Goal :: Transcribe the full listing below exactly.

--------------------------------

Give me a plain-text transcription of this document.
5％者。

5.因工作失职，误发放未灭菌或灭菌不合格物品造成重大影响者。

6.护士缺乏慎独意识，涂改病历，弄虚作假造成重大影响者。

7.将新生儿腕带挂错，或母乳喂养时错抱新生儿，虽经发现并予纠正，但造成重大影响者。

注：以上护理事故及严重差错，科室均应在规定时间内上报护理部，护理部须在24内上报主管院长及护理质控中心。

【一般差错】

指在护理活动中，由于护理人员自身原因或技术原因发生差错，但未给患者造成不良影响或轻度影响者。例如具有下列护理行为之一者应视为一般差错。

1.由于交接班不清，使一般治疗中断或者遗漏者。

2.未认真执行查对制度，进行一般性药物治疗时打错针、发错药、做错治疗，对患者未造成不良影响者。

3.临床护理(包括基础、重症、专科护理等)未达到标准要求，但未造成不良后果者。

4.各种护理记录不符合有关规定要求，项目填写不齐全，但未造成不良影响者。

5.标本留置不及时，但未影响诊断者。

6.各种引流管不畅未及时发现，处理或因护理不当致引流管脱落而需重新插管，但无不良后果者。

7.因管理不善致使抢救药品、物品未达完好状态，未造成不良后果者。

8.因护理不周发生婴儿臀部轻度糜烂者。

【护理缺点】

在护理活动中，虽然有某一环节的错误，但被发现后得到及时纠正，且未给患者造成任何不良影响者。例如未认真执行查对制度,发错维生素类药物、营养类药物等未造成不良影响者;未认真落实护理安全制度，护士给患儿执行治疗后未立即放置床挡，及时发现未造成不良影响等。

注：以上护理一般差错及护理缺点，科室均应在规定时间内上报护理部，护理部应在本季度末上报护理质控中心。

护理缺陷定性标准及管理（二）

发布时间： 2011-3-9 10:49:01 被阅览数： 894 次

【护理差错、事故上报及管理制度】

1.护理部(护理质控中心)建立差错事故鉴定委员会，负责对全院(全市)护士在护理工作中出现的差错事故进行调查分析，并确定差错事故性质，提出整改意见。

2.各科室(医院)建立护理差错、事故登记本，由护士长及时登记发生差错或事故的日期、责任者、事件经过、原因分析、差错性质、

--------------------------------

Expected answer ::
Give me a plain-text transcription of this document.
5％者。

5.因工作失职，误发放未灭菌或灭菌不合格物品造成重大影响者。

6.护士缺乏慎独意识，涂改病历，弄虚作假造成重大影响者。

7.将新生儿腕带挂错，或母乳喂养时错抱新生儿，虽经发现并予纠正，但造成重大影响者。

注：以上护理事故及严重差错，科室均应在规定时间内上报护理部，护理部须在24内上报主管院长及护理质控中心。

【一般差错】

指在护理活动中，由于护理人员自身原因或技术原因发生差错，但未给患者造成不良影响或轻度影响者。例如具有下列护理行为之一者应视为一般差错。

1.由于交接班不清，使一般治疗中断或者遗漏者。

2.未认真执行查对制度，进行一般性药物治疗时打错针、发错药、做错治疗，对患者未造成不良影响者。

3.临床护理(包括基础、重症、专科护理等)未达到标准要求，但未造成不良后果者。

4.各种护理记录不符合有关规定要求，项目填写不齐全，但未造成不良影响者。

5.标本留置不及时，但未影响诊断者。

6.各种引流管不畅未及时发现，处理或因护理不当致引流管脱落而需重新插管，但无不良后果者。

7.因管理不善致使抢救药品、物品未达完好状态，未造成不良后果者。

8.因护理不周发生婴儿臀部轻度糜烂者。

【护理缺点】

在护理活动中，虽然有某一环节的错误，但被发现后得到及时纠正，且未给患者造成任何不良影响者。例如未认真执行查对制度,发错维生素类药物、营养类药物等未造成不良影响者;未认真落实护理安全制度，护士给患儿执行治疗后未立即放置床挡，及时发现未造成不良影响等。

注：以上护理一般差错及护理缺点，科室均应在规定时间内上报护理部，护理部应在本季度末上报护理质控中心。

护理缺陷定性标准及管理（二）

发布时间： 2011-3-9 10:49:01 被阅览数： 894 次

【护理差错、事故上报及管理制度】

1.护理部(护理质控中心)建立差错事故鉴定委员会，负责对全院(全市)护士在护理工作中出现的差错事故进行调查分析，并确定差错事故性质，提出整改意见。

2.各科室(医院)建立护理差错、事故登记本，由护士长及时登记发生差错或事故的日期、责任者、事件经过、原因分析、差错性质、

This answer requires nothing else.